--- begin RECORDS FOR THIS TASK ---

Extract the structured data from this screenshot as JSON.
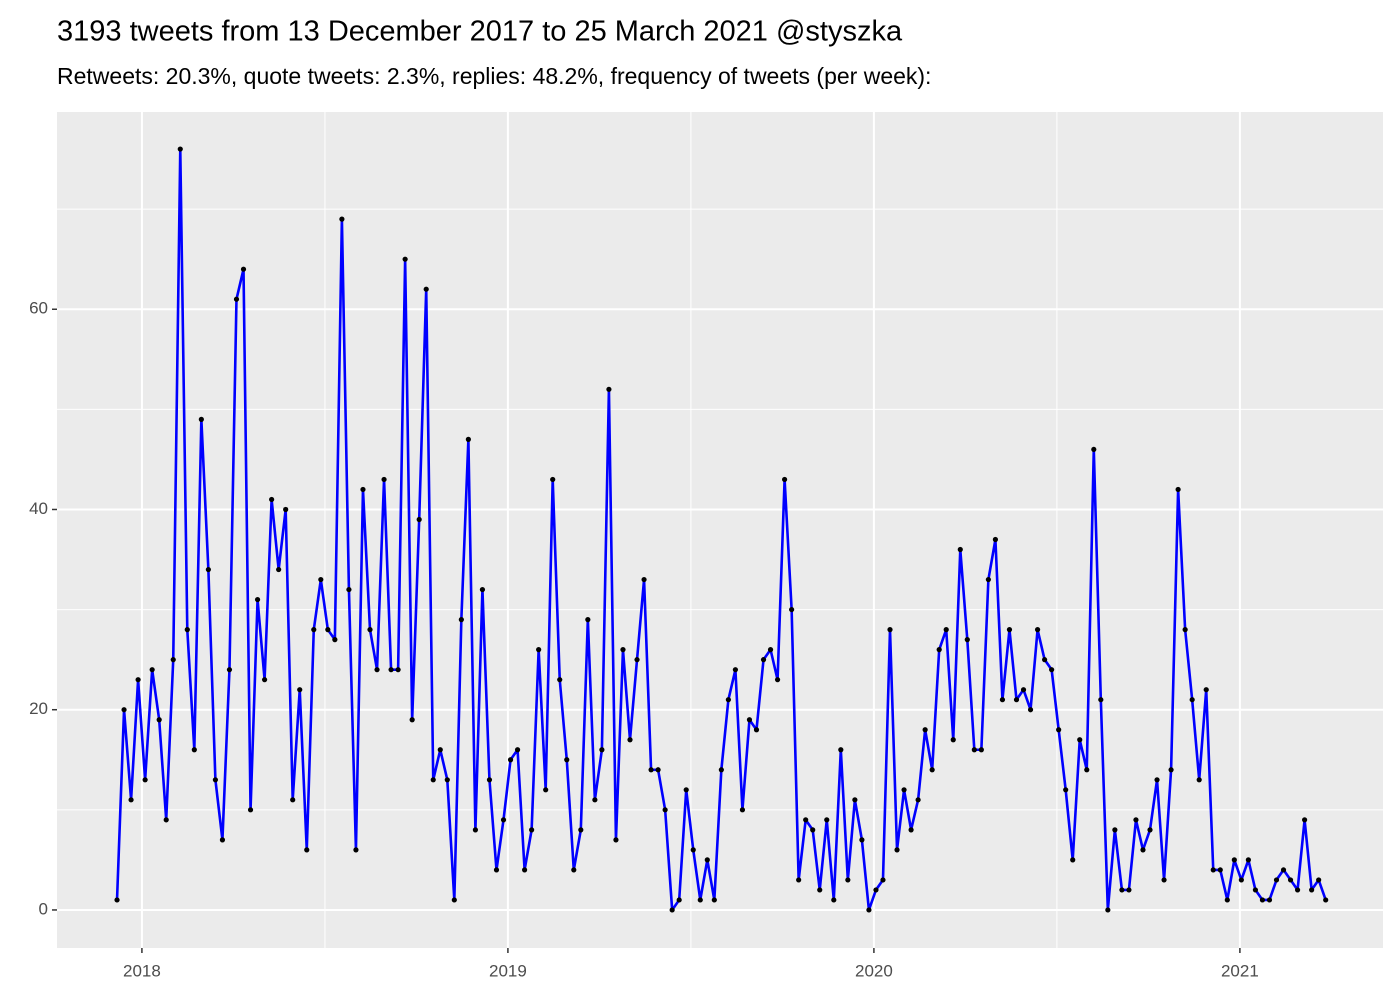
{
  "chart_data": {
    "type": "line",
    "title": "3193 tweets from 13 December 2017 to 25 March 2021 @styszka",
    "subtitle": "Retweets: 20.3%, quote tweets: 2.3%, replies: 48.2%, frequency of tweets (per week):",
    "x": [
      2017.932,
      2017.9512,
      2017.9704,
      2017.9896,
      2018.0088,
      2018.028,
      2018.0472,
      2018.0664,
      2018.0856,
      2018.1048,
      2018.124,
      2018.1432,
      2018.1624,
      2018.1816,
      2018.2008,
      2018.22,
      2018.2392,
      2018.2584,
      2018.2776,
      2018.2968,
      2018.316,
      2018.3352,
      2018.3544,
      2018.3736,
      2018.3928,
      2018.412,
      2018.4312,
      2018.4504,
      2018.4696,
      2018.4888,
      2018.508,
      2018.5272,
      2018.5464,
      2018.5656,
      2018.5848,
      2018.604,
      2018.6232,
      2018.6424,
      2018.6616,
      2018.6808,
      2018.7,
      2018.7192,
      2018.7384,
      2018.7576,
      2018.7768,
      2018.796,
      2018.8152,
      2018.8344,
      2018.8536,
      2018.8728,
      2018.892,
      2018.9112,
      2018.9304,
      2018.9496,
      2018.9688,
      2018.988,
      2019.0072,
      2019.0264,
      2019.0456,
      2019.0648,
      2019.084,
      2019.1032,
      2019.1224,
      2019.1416,
      2019.1608,
      2019.18,
      2019.1992,
      2019.2184,
      2019.2376,
      2019.2568,
      2019.276,
      2019.2952,
      2019.3144,
      2019.3336,
      2019.3528,
      2019.372,
      2019.3912,
      2019.4104,
      2019.4296,
      2019.4488,
      2019.468,
      2019.4872,
      2019.5064,
      2019.5256,
      2019.5448,
      2019.564,
      2019.5832,
      2019.6024,
      2019.6216,
      2019.6408,
      2019.66,
      2019.6792,
      2019.6984,
      2019.7176,
      2019.7368,
      2019.756,
      2019.7752,
      2019.7944,
      2019.8136,
      2019.8328,
      2019.852,
      2019.8712,
      2019.8904,
      2019.9096,
      2019.9288,
      2019.948,
      2019.9672,
      2019.9864,
      2020.0056,
      2020.0248,
      2020.044,
      2020.0632,
      2020.0824,
      2020.1016,
      2020.1208,
      2020.14,
      2020.1592,
      2020.1784,
      2020.1976,
      2020.2168,
      2020.236,
      2020.2552,
      2020.2744,
      2020.2936,
      2020.3128,
      2020.332,
      2020.3512,
      2020.3704,
      2020.3896,
      2020.4088,
      2020.428,
      2020.4472,
      2020.4664,
      2020.4856,
      2020.5048,
      2020.524,
      2020.5432,
      2020.5624,
      2020.5816,
      2020.6008,
      2020.62,
      2020.6392,
      2020.6584,
      2020.6776,
      2020.6968,
      2020.716,
      2020.7352,
      2020.7544,
      2020.7736,
      2020.7928,
      2020.812,
      2020.8312,
      2020.8504,
      2020.8696,
      2020.8888,
      2020.908,
      2020.9272,
      2020.9464,
      2020.9656,
      2020.9848,
      2021.004,
      2021.0232,
      2021.0424,
      2021.0616,
      2021.0808,
      2021.1,
      2021.1192,
      2021.1384,
      2021.1576,
      2021.1768,
      2021.196,
      2021.2152,
      2021.2344
    ],
    "series": [
      {
        "color": "#0000ff",
        "point_color": "#000000",
        "values": [
          1,
          20,
          11,
          23,
          13,
          24,
          19,
          9,
          25,
          76,
          28,
          16,
          49,
          34,
          13,
          7,
          24,
          61,
          64,
          10,
          31,
          23,
          41,
          34,
          40,
          11,
          22,
          6,
          28,
          33,
          28,
          27,
          69,
          32,
          6,
          42,
          28,
          24,
          43,
          24,
          24,
          65,
          19,
          39,
          62,
          13,
          16,
          13,
          1,
          29,
          47,
          8,
          32,
          13,
          4,
          9,
          15,
          16,
          4,
          8,
          26,
          12,
          43,
          23,
          15,
          4,
          8,
          29,
          11,
          16,
          52,
          7,
          26,
          17,
          25,
          33,
          14,
          14,
          10,
          0,
          1,
          12,
          6,
          1,
          5,
          1,
          14,
          21,
          24,
          10,
          19,
          18,
          25,
          26,
          23,
          43,
          30,
          3,
          9,
          8,
          2,
          9,
          1,
          16,
          3,
          11,
          7,
          0,
          2,
          3,
          28,
          6,
          12,
          8,
          11,
          18,
          14,
          26,
          28,
          17,
          36,
          27,
          16,
          16,
          33,
          37,
          21,
          28,
          21,
          22,
          20,
          28,
          25,
          24,
          18,
          12,
          5,
          17,
          14,
          46,
          21,
          0,
          8,
          2,
          2,
          9,
          6,
          8,
          13,
          3,
          14,
          42,
          28,
          21,
          13,
          22,
          4,
          4,
          1,
          5,
          3,
          5,
          2,
          1,
          1,
          3,
          4,
          3,
          2,
          9,
          2,
          3,
          1
        ]
      }
    ],
    "xlim": [
      2017.768,
      2021.391
    ],
    "xticks": [
      2018,
      2019,
      2020,
      2021
    ],
    "ylim": [
      -3.8,
      79.7
    ],
    "yticks": [
      0,
      20,
      40,
      60
    ],
    "grid": true
  }
}
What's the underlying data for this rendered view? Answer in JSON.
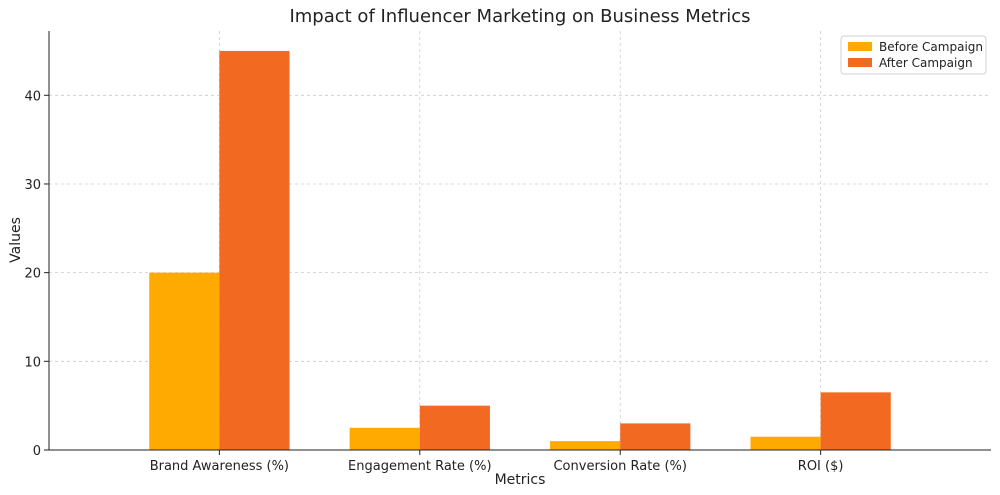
{
  "chart_data": {
    "type": "bar",
    "title": "Impact of Influencer Marketing on Business Metrics",
    "xlabel": "Metrics",
    "ylabel": "Values",
    "categories": [
      "Brand Awareness (%)",
      "Engagement Rate (%)",
      "Conversion Rate (%)",
      "ROI ($)"
    ],
    "series": [
      {
        "name": "Before Campaign",
        "values": [
          20,
          2.5,
          1,
          1.5
        ],
        "color": "#FFAA00"
      },
      {
        "name": "After Campaign",
        "values": [
          45,
          5,
          3,
          6.5
        ],
        "color": "#F26A22"
      }
    ],
    "yticks": [
      0,
      10,
      20,
      30,
      40
    ],
    "ylim": [
      0,
      47.25
    ],
    "grid": true,
    "legend_position": "top-right"
  }
}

--- end RECORDS FOR THIS TASK ---

Give the data above again in full and unchanged, skipping the pictures.

> [TASK RESPONSE]
Extract the structured data from this screenshot as JSON.
{
  "chart_data": {
    "type": "line",
    "title": "3193 tweets from 13 December 2017 to 25 March 2021 @styszka",
    "subtitle": "Retweets: 20.3%, quote tweets: 2.3%, replies: 48.2%, frequency of tweets (per week):",
    "x": [
      2017.932,
      2017.9512,
      2017.9704,
      2017.9896,
      2018.0088,
      2018.028,
      2018.0472,
      2018.0664,
      2018.0856,
      2018.1048,
      2018.124,
      2018.1432,
      2018.1624,
      2018.1816,
      2018.2008,
      2018.22,
      2018.2392,
      2018.2584,
      2018.2776,
      2018.2968,
      2018.316,
      2018.3352,
      2018.3544,
      2018.3736,
      2018.3928,
      2018.412,
      2018.4312,
      2018.4504,
      2018.4696,
      2018.4888,
      2018.508,
      2018.5272,
      2018.5464,
      2018.5656,
      2018.5848,
      2018.604,
      2018.6232,
      2018.6424,
      2018.6616,
      2018.6808,
      2018.7,
      2018.7192,
      2018.7384,
      2018.7576,
      2018.7768,
      2018.796,
      2018.8152,
      2018.8344,
      2018.8536,
      2018.8728,
      2018.892,
      2018.9112,
      2018.9304,
      2018.9496,
      2018.9688,
      2018.988,
      2019.0072,
      2019.0264,
      2019.0456,
      2019.0648,
      2019.084,
      2019.1032,
      2019.1224,
      2019.1416,
      2019.1608,
      2019.18,
      2019.1992,
      2019.2184,
      2019.2376,
      2019.2568,
      2019.276,
      2019.2952,
      2019.3144,
      2019.3336,
      2019.3528,
      2019.372,
      2019.3912,
      2019.4104,
      2019.4296,
      2019.4488,
      2019.468,
      2019.4872,
      2019.5064,
      2019.5256,
      2019.5448,
      2019.564,
      2019.5832,
      2019.6024,
      2019.6216,
      2019.6408,
      2019.66,
      2019.6792,
      2019.6984,
      2019.7176,
      2019.7368,
      2019.756,
      2019.7752,
      2019.7944,
      2019.8136,
      2019.8328,
      2019.852,
      2019.8712,
      2019.8904,
      2019.9096,
      2019.9288,
      2019.948,
      2019.9672,
      2019.9864,
      2020.0056,
      2020.0248,
      2020.044,
      2020.0632,
      2020.0824,
      2020.1016,
      2020.1208,
      2020.14,
      2020.1592,
      2020.1784,
      2020.1976,
      2020.2168,
      2020.236,
      2020.2552,
      2020.2744,
      2020.2936,
      2020.3128,
      2020.332,
      2020.3512,
      2020.3704,
      2020.3896,
      2020.4088,
      2020.428,
      2020.4472,
      2020.4664,
      2020.4856,
      2020.5048,
      2020.524,
      2020.5432,
      2020.5624,
      2020.5816,
      2020.6008,
      2020.62,
      2020.6392,
      2020.6584,
      2020.6776,
      2020.6968,
      2020.716,
      2020.7352,
      2020.7544,
      2020.7736,
      2020.7928,
      2020.812,
      2020.8312,
      2020.8504,
      2020.8696,
      2020.8888,
      2020.908,
      2020.9272,
      2020.9464,
      2020.9656,
      2020.9848,
      2021.004,
      2021.0232,
      2021.0424,
      2021.0616,
      2021.0808,
      2021.1,
      2021.1192,
      2021.1384,
      2021.1576,
      2021.1768,
      2021.196,
      2021.2152,
      2021.2344
    ],
    "series": [
      {
        "color": "#0000ff",
        "point_color": "#000000",
        "values": [
          1,
          20,
          11,
          23,
          13,
          24,
          19,
          9,
          25,
          76,
          28,
          16,
          49,
          34,
          13,
          7,
          24,
          61,
          64,
          10,
          31,
          23,
          41,
          34,
          40,
          11,
          22,
          6,
          28,
          33,
          28,
          27,
          69,
          32,
          6,
          42,
          28,
          24,
          43,
          24,
          24,
          65,
          19,
          39,
          62,
          13,
          16,
          13,
          1,
          29,
          47,
          8,
          32,
          13,
          4,
          9,
          15,
          16,
          4,
          8,
          26,
          12,
          43,
          23,
          15,
          4,
          8,
          29,
          11,
          16,
          52,
          7,
          26,
          17,
          25,
          33,
          14,
          14,
          10,
          0,
          1,
          12,
          6,
          1,
          5,
          1,
          14,
          21,
          24,
          10,
          19,
          18,
          25,
          26,
          23,
          43,
          30,
          3,
          9,
          8,
          2,
          9,
          1,
          16,
          3,
          11,
          7,
          0,
          2,
          3,
          28,
          6,
          12,
          8,
          11,
          18,
          14,
          26,
          28,
          17,
          36,
          27,
          16,
          16,
          33,
          37,
          21,
          28,
          21,
          22,
          20,
          28,
          25,
          24,
          18,
          12,
          5,
          17,
          14,
          46,
          21,
          0,
          8,
          2,
          2,
          9,
          6,
          8,
          13,
          3,
          14,
          42,
          28,
          21,
          13,
          22,
          4,
          4,
          1,
          5,
          3,
          5,
          2,
          1,
          1,
          3,
          4,
          3,
          2,
          9,
          2,
          3,
          1
        ]
      }
    ],
    "xlim": [
      2017.768,
      2021.391
    ],
    "xticks": [
      2018,
      2019,
      2020,
      2021
    ],
    "ylim": [
      -3.8,
      79.7
    ],
    "yticks": [
      0,
      20,
      40,
      60
    ],
    "grid": true
  }
}
What's the underlying data for this rendered view? Answer in JSON.
{
  "chart_data": {
    "type": "bar",
    "title": "Impact of Influencer Marketing on Business Metrics",
    "xlabel": "Metrics",
    "ylabel": "Values",
    "categories": [
      "Brand Awareness (%)",
      "Engagement Rate (%)",
      "Conversion Rate (%)",
      "ROI ($)"
    ],
    "series": [
      {
        "name": "Before Campaign",
        "values": [
          20,
          2.5,
          1,
          1.5
        ],
        "color": "#FFAA00"
      },
      {
        "name": "After Campaign",
        "values": [
          45,
          5,
          3,
          6.5
        ],
        "color": "#F26A22"
      }
    ],
    "yticks": [
      0,
      10,
      20,
      30,
      40
    ],
    "ylim": [
      0,
      47.25
    ],
    "grid": true,
    "legend_position": "top-right"
  }
}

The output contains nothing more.